### Set task
Collect from the data below each line with "rear".

-----

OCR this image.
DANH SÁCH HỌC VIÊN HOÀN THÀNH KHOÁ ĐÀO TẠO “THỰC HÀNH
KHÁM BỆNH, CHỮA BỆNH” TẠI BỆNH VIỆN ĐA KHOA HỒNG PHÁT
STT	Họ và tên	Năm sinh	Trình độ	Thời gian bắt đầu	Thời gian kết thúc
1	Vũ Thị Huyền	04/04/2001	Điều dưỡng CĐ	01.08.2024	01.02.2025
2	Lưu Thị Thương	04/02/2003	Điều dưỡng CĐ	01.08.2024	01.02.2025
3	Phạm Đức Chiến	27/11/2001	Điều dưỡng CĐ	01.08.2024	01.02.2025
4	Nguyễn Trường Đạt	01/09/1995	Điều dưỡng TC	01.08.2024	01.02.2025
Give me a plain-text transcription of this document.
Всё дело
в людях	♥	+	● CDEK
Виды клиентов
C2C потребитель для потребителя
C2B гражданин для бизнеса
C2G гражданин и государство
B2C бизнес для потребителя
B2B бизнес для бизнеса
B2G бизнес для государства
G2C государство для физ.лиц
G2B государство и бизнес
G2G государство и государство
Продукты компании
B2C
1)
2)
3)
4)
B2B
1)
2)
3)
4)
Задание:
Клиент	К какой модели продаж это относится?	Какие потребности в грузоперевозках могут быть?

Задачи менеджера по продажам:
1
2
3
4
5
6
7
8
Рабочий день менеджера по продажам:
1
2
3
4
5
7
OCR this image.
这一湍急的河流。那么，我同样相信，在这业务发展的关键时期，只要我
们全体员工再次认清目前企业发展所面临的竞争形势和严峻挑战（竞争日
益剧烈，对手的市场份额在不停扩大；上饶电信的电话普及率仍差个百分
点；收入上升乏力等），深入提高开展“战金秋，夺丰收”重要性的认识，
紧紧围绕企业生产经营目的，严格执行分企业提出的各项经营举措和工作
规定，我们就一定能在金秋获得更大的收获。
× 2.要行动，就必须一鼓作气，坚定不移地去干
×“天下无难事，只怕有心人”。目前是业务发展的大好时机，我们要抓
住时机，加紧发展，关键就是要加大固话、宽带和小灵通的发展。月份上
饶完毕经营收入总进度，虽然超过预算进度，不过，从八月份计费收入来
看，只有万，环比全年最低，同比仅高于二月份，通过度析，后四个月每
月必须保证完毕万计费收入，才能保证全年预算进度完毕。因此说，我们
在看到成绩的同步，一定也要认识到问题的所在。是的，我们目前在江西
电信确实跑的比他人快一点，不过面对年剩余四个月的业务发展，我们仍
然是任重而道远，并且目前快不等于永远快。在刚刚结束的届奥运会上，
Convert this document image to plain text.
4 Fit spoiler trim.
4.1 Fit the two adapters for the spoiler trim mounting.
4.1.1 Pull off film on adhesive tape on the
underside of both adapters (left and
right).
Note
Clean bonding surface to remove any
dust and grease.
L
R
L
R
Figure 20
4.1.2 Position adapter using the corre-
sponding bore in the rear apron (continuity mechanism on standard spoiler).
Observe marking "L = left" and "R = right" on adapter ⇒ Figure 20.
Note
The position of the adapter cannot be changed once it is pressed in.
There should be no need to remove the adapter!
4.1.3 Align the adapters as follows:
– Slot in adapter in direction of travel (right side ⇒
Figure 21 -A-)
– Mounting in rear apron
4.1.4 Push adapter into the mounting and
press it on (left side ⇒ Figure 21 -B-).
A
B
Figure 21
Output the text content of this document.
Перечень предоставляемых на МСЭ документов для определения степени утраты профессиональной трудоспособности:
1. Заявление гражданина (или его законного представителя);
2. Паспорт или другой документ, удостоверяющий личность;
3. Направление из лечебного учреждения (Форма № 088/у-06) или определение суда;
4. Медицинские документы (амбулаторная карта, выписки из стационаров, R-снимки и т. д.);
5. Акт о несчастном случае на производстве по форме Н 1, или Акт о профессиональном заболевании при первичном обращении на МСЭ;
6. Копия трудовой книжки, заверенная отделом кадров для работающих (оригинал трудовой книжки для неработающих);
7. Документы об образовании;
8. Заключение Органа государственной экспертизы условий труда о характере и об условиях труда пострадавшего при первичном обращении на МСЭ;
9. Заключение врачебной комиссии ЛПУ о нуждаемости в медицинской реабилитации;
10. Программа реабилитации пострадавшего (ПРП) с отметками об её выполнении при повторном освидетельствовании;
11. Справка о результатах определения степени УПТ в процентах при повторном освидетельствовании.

-----

### The solution
sponding bore in the rear apron (continuity mechanism on standard spoiler).
– Mounting in rear apron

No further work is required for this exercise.